[Start]

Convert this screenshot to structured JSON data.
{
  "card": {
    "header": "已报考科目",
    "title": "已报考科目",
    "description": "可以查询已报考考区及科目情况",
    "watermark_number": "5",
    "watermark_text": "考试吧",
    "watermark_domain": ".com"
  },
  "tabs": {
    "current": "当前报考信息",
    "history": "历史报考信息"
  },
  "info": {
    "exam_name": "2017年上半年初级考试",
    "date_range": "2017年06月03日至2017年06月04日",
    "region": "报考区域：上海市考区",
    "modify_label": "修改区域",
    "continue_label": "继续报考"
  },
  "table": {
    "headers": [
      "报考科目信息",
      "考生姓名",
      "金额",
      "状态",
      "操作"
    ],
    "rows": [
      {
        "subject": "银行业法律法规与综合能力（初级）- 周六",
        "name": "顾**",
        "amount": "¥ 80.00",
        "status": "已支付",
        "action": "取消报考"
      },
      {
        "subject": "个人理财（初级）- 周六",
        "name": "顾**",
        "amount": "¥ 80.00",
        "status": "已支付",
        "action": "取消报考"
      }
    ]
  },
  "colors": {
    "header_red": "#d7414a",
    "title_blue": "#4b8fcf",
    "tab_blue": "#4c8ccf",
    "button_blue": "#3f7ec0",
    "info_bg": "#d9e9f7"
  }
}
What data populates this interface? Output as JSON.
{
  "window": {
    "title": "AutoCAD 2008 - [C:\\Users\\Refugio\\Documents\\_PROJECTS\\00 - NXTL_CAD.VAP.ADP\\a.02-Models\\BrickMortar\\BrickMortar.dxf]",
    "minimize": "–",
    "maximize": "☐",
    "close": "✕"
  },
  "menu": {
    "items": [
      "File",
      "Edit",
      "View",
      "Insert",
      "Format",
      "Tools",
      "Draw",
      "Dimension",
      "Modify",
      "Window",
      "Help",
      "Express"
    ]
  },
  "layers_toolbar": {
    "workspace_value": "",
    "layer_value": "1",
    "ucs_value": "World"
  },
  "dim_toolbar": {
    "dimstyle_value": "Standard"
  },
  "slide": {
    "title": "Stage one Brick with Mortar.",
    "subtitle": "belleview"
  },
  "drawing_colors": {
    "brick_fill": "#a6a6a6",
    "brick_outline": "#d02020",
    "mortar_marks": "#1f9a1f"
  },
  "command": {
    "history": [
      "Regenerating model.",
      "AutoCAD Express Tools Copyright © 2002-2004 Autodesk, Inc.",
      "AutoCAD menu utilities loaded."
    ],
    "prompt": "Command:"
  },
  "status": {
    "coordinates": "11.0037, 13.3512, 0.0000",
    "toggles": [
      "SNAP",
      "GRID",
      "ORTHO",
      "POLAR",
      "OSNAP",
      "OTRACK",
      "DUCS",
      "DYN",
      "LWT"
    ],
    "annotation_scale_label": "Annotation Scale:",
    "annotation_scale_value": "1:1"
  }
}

[End]

• What you have to do:
From the preceding material, extract every line exactly.

• Expected output:
Convert this screenshot to structured JSON data.
{
  "card": {
    "header": "已报考科目",
    "title": "已报考科目",
    "description": "可以查询已报考考区及科目情况",
    "watermark_number": "5",
    "watermark_text": "考试吧",
    "watermark_domain": ".com"
  },
  "tabs": {
    "current": "当前报考信息",
    "history": "历史报考信息"
  },
  "info": {
    "exam_name": "2017年上半年初级考试",
    "date_range": "2017年06月03日至2017年06月04日",
    "region": "报考区域：上海市考区",
    "modify_label": "修改区域",
    "continue_label": "继续报考"
  },
  "table": {
    "headers": [
      "报考科目信息",
      "考生姓名",
      "金额",
      "状态",
      "操作"
    ],
    "rows": [
      {
        "subject": "银行业法律法规与综合能力（初级）- 周六",
        "name": "顾**",
        "amount": "¥ 80.00",
        "status": "已支付",
        "action": "取消报考"
      },
      {
        "subject": "个人理财（初级）- 周六",
        "name": "顾**",
        "amount": "¥ 80.00",
        "status": "已支付",
        "action": "取消报考"
      }
    ]
  },
  "colors": {
    "header_red": "#d7414a",
    "title_blue": "#4b8fcf",
    "tab_blue": "#4c8ccf",
    "button_blue": "#3f7ec0",
    "info_bg": "#d9e9f7"
  }
}
What data populates this interface? Output as JSON.
{
  "window": {
    "title": "AutoCAD 2008 - [C:\\Users\\Refugio\\Documents\\_PROJECTS\\00 - NXTL_CAD.VAP.ADP\\a.02-Models\\BrickMortar\\BrickMortar.dxf]",
    "minimize": "–",
    "maximize": "☐",
    "close": "✕"
  },
  "menu": {
    "items": [
      "File",
      "Edit",
      "View",
      "Insert",
      "Format",
      "Tools",
      "Draw",
      "Dimension",
      "Modify",
      "Window",
      "Help",
      "Express"
    ]
  },
  "layers_toolbar": {
    "workspace_value": "",
    "layer_value": "1",
    "ucs_value": "World"
  },
  "dim_toolbar": {
    "dimstyle_value": "Standard"
  },
  "slide": {
    "title": "Stage one Brick with Mortar.",
    "subtitle": "belleview"
  },
  "drawing_colors": {
    "brick_fill": "#a6a6a6",
    "brick_outline": "#d02020",
    "mortar_marks": "#1f9a1f"
  },
  "command": {
    "history": [
      "Regenerating model.",
      "AutoCAD Express Tools Copyright © 2002-2004 Autodesk, Inc.",
      "AutoCAD menu utilities loaded."
    ],
    "prompt": "Command:"
  },
  "status": {
    "coordinates": "11.0037, 13.3512, 0.0000",
    "toggles": [
      "SNAP",
      "GRID",
      "ORTHO",
      "POLAR",
      "OSNAP",
      "OTRACK",
      "DUCS",
      "DYN",
      "LWT"
    ],
    "annotation_scale_label": "Annotation Scale:",
    "annotation_scale_value": "1:1"
  }
}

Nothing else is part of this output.